* **Problem requirements**
Write the material out again, line by line, exactly as it is.

* **Provided information**
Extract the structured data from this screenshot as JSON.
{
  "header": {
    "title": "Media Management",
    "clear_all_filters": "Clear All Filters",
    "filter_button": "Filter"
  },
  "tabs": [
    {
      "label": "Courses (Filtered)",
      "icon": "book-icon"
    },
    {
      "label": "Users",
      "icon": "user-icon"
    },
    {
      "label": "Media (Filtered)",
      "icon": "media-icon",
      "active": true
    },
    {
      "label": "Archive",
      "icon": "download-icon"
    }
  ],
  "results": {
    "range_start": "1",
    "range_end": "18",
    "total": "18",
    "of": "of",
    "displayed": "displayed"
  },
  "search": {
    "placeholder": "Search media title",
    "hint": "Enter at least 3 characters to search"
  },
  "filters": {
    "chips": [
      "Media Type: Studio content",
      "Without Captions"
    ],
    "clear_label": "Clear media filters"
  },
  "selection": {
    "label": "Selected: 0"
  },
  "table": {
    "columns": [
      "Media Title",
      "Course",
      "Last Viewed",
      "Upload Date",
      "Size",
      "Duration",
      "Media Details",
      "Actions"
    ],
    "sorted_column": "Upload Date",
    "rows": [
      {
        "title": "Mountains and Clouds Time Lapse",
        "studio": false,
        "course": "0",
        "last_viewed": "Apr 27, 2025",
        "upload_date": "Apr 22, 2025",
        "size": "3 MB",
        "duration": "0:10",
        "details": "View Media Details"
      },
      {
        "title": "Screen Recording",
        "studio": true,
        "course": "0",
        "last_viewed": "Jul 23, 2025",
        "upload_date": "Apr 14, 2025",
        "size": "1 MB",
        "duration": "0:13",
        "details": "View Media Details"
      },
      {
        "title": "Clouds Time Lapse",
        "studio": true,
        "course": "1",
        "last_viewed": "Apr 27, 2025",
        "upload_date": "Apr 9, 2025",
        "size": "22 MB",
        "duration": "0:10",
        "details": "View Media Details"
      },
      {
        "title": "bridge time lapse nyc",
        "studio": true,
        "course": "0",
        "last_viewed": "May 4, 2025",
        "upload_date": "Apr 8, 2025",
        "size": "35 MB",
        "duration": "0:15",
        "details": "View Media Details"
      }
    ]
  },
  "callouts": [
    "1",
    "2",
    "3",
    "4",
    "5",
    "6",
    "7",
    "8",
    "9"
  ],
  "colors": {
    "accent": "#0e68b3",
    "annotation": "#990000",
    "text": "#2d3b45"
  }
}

* **Reply to the task**
Extract the structured data from this screenshot as JSON.
{
  "header": {
    "title": "Media Management",
    "clear_all_filters": "Clear All Filters",
    "filter_button": "Filter"
  },
  "tabs": [
    {
      "label": "Courses (Filtered)",
      "icon": "book-icon"
    },
    {
      "label": "Users",
      "icon": "user-icon"
    },
    {
      "label": "Media (Filtered)",
      "icon": "media-icon",
      "active": true
    },
    {
      "label": "Archive",
      "icon": "download-icon"
    }
  ],
  "results": {
    "range_start": "1",
    "range_end": "18",
    "total": "18",
    "of": "of",
    "displayed": "displayed"
  },
  "search": {
    "placeholder": "Search media title",
    "hint": "Enter at least 3 characters to search"
  },
  "filters": {
    "chips": [
      "Media Type: Studio content",
      "Without Captions"
    ],
    "clear_label": "Clear media filters"
  },
  "selection": {
    "label": "Selected: 0"
  },
  "table": {
    "columns": [
      "Media Title",
      "Course",
      "Last Viewed",
      "Upload Date",
      "Size",
      "Duration",
      "Media Details",
      "Actions"
    ],
    "sorted_column": "Upload Date",
    "rows": [
      {
        "title": "Mountains and Clouds Time Lapse",
        "studio": false,
        "course": "0",
        "last_viewed": "Apr 27, 2025",
        "upload_date": "Apr 22, 2025",
        "size": "3 MB",
        "duration": "0:10",
        "details": "View Media Details"
      },
      {
        "title": "Screen Recording",
        "studio": true,
        "course": "0",
        "last_viewed": "Jul 23, 2025",
        "upload_date": "Apr 14, 2025",
        "size": "1 MB",
        "duration": "0:13",
        "details": "View Media Details"
      },
      {
        "title": "Clouds Time Lapse",
        "studio": true,
        "course": "1",
        "last_viewed": "Apr 27, 2025",
        "upload_date": "Apr 9, 2025",
        "size": "22 MB",
        "duration": "0:10",
        "details": "View Media Details"
      },
      {
        "title": "bridge time lapse nyc",
        "studio": true,
        "course": "0",
        "last_viewed": "May 4, 2025",
        "upload_date": "Apr 8, 2025",
        "size": "35 MB",
        "duration": "0:15",
        "details": "View Media Details"
      }
    ]
  },
  "callouts": [
    "1",
    "2",
    "3",
    "4",
    "5",
    "6",
    "7",
    "8",
    "9"
  ],
  "colors": {
    "accent": "#0e68b3",
    "annotation": "#990000",
    "text": "#2d3b45"
  }
}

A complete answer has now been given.